__WHAT IS REQUIRED__: Every line must be returned precisely as it is written.

__DATA TO USE__:
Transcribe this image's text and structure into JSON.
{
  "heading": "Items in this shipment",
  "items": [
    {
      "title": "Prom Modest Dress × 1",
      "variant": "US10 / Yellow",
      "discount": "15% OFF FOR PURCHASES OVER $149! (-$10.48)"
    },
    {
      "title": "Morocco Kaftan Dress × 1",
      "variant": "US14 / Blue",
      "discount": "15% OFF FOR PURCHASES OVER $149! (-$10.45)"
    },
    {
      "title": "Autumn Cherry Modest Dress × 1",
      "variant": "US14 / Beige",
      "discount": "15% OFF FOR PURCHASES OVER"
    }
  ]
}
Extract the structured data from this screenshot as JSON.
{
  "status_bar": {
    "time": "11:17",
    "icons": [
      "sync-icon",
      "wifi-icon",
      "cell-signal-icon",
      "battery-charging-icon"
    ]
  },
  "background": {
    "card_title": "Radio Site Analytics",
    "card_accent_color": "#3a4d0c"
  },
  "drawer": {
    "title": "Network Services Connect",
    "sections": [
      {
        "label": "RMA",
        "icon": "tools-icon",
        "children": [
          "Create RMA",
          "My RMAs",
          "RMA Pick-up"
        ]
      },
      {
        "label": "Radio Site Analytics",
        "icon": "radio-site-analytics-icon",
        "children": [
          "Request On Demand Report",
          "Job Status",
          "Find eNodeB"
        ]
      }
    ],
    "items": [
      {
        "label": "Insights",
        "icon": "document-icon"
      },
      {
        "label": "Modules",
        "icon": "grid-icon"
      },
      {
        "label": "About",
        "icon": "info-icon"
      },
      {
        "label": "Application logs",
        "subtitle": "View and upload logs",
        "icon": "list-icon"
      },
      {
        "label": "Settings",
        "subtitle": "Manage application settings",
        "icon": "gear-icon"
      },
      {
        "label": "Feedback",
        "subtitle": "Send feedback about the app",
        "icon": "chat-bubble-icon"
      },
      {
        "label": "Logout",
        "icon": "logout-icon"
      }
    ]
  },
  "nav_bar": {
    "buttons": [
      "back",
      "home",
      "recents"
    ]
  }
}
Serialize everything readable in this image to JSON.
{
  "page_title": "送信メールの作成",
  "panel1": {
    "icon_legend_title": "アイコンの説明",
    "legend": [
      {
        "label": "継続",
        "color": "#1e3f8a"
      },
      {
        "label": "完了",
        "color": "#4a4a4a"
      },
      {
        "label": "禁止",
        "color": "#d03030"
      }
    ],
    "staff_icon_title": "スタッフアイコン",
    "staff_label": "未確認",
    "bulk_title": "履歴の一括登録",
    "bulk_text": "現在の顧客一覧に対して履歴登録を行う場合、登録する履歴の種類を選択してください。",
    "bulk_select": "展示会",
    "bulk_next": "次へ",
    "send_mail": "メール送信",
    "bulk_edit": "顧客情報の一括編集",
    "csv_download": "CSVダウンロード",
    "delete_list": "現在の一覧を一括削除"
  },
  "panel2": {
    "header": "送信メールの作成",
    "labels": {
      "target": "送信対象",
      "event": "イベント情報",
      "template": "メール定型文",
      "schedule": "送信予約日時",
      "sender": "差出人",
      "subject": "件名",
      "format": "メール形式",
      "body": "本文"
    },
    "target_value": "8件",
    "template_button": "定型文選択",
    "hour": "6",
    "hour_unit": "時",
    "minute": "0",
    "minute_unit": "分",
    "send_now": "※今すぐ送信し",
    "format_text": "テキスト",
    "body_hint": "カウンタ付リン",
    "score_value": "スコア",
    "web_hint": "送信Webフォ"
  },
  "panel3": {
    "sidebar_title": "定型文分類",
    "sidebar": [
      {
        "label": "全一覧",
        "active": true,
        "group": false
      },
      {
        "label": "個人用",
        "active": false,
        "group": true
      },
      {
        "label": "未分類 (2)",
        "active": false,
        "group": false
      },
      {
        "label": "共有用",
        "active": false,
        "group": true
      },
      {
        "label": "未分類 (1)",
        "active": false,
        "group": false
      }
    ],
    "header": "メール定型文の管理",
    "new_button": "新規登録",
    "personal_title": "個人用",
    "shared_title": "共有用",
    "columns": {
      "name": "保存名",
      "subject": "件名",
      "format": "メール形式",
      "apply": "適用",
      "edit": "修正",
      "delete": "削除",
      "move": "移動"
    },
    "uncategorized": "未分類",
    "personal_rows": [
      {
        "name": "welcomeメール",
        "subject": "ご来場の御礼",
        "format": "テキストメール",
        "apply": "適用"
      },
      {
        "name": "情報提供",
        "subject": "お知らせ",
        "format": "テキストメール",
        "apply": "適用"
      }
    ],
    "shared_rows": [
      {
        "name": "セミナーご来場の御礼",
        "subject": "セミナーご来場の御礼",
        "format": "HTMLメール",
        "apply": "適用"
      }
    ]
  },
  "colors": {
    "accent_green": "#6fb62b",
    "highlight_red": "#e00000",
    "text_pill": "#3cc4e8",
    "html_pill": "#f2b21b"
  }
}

__ANSWER TO THE TASK__:
Transcribe this image's text and structure into JSON.
{
  "heading": "Items in this shipment",
  "items": [
    {
      "title": "Prom Modest Dress × 1",
      "variant": "US10 / Yellow",
      "discount": "15% OFF FOR PURCHASES OVER $149! (-$10.48)"
    },
    {
      "title": "Morocco Kaftan Dress × 1",
      "variant": "US14 / Blue",
      "discount": "15% OFF FOR PURCHASES OVER $149! (-$10.45)"
    },
    {
      "title": "Autumn Cherry Modest Dress × 1",
      "variant": "US14 / Beige",
      "discount": "15% OFF FOR PURCHASES OVER"
    }
  ]
}
Extract the structured data from this screenshot as JSON.
{
  "status_bar": {
    "time": "11:17",
    "icons": [
      "sync-icon",
      "wifi-icon",
      "cell-signal-icon",
      "battery-charging-icon"
    ]
  },
  "background": {
    "card_title": "Radio Site Analytics",
    "card_accent_color": "#3a4d0c"
  },
  "drawer": {
    "title": "Network Services Connect",
    "sections": [
      {
        "label": "RMA",
        "icon": "tools-icon",
        "children": [
          "Create RMA",
          "My RMAs",
          "RMA Pick-up"
        ]
      },
      {
        "label": "Radio Site Analytics",
        "icon": "radio-site-analytics-icon",
        "children": [
          "Request On Demand Report",
          "Job Status",
          "Find eNodeB"
        ]
      }
    ],
    "items": [
      {
        "label": "Insights",
        "icon": "document-icon"
      },
      {
        "label": "Modules",
        "icon": "grid-icon"
      },
      {
        "label": "About",
        "icon": "info-icon"
      },
      {
        "label": "Application logs",
        "subtitle": "View and upload logs",
        "icon": "list-icon"
      },
      {
        "label": "Settings",
        "subtitle": "Manage application settings",
        "icon": "gear-icon"
      },
      {
        "label": "Feedback",
        "subtitle": "Send feedback about the app",
        "icon": "chat-bubble-icon"
      },
      {
        "label": "Logout",
        "icon": "logout-icon"
      }
    ]
  },
  "nav_bar": {
    "buttons": [
      "back",
      "home",
      "recents"
    ]
  }
}
Serialize everything readable in this image to JSON.
{
  "page_title": "送信メールの作成",
  "panel1": {
    "icon_legend_title": "アイコンの説明",
    "legend": [
      {
        "label": "継続",
        "color": "#1e3f8a"
      },
      {
        "label": "完了",
        "color": "#4a4a4a"
      },
      {
        "label": "禁止",
        "color": "#d03030"
      }
    ],
    "staff_icon_title": "スタッフアイコン",
    "staff_label": "未確認",
    "bulk_title": "履歴の一括登録",
    "bulk_text": "現在の顧客一覧に対して履歴登録を行う場合、登録する履歴の種類を選択してください。",
    "bulk_select": "展示会",
    "bulk_next": "次へ",
    "send_mail": "メール送信",
    "bulk_edit": "顧客情報の一括編集",
    "csv_download": "CSVダウンロード",
    "delete_list": "現在の一覧を一括削除"
  },
  "panel2": {
    "header": "送信メールの作成",
    "labels": {
      "target": "送信対象",
      "event": "イベント情報",
      "template": "メール定型文",
      "schedule": "送信予約日時",
      "sender": "差出人",
      "subject": "件名",
      "format": "メール形式",
      "body": "本文"
    },
    "target_value": "8件",
    "template_button": "定型文選択",
    "hour": "6",
    "hour_unit": "時",
    "minute": "0",
    "minute_unit": "分",
    "send_now": "※今すぐ送信し",
    "format_text": "テキスト",
    "body_hint": "カウンタ付リン",
    "score_value": "スコア",
    "web_hint": "送信Webフォ"
  },
  "panel3": {
    "sidebar_title": "定型文分類",
    "sidebar": [
      {
        "label": "全一覧",
        "active": true,
        "group": false
      },
      {
        "label": "個人用",
        "active": false,
        "group": true
      },
      {
        "label": "未分類 (2)",
        "active": false,
        "group": false
      },
      {
        "label": "共有用",
        "active": false,
        "group": true
      },
      {
        "label": "未分類 (1)",
        "active": false,
        "group": false
      }
    ],
    "header": "メール定型文の管理",
    "new_button": "新規登録",
    "personal_title": "個人用",
    "shared_title": "共有用",
    "columns": {
      "name": "保存名",
      "subject": "件名",
      "format": "メール形式",
      "apply": "適用",
      "edit": "修正",
      "delete": "削除",
      "move": "移動"
    },
    "uncategorized": "未分類",
    "personal_rows": [
      {
        "name": "welcomeメール",
        "subject": "ご来場の御礼",
        "format": "テキストメール",
        "apply": "適用"
      },
      {
        "name": "情報提供",
        "subject": "お知らせ",
        "format": "テキストメール",
        "apply": "適用"
      }
    ],
    "shared_rows": [
      {
        "name": "セミナーご来場の御礼",
        "subject": "セミナーご来場の御礼",
        "format": "HTMLメール",
        "apply": "適用"
      }
    ]
  },
  "colors": {
    "accent_green": "#6fb62b",
    "highlight_red": "#e00000",
    "text_pill": "#3cc4e8",
    "html_pill": "#f2b21b"
  }
}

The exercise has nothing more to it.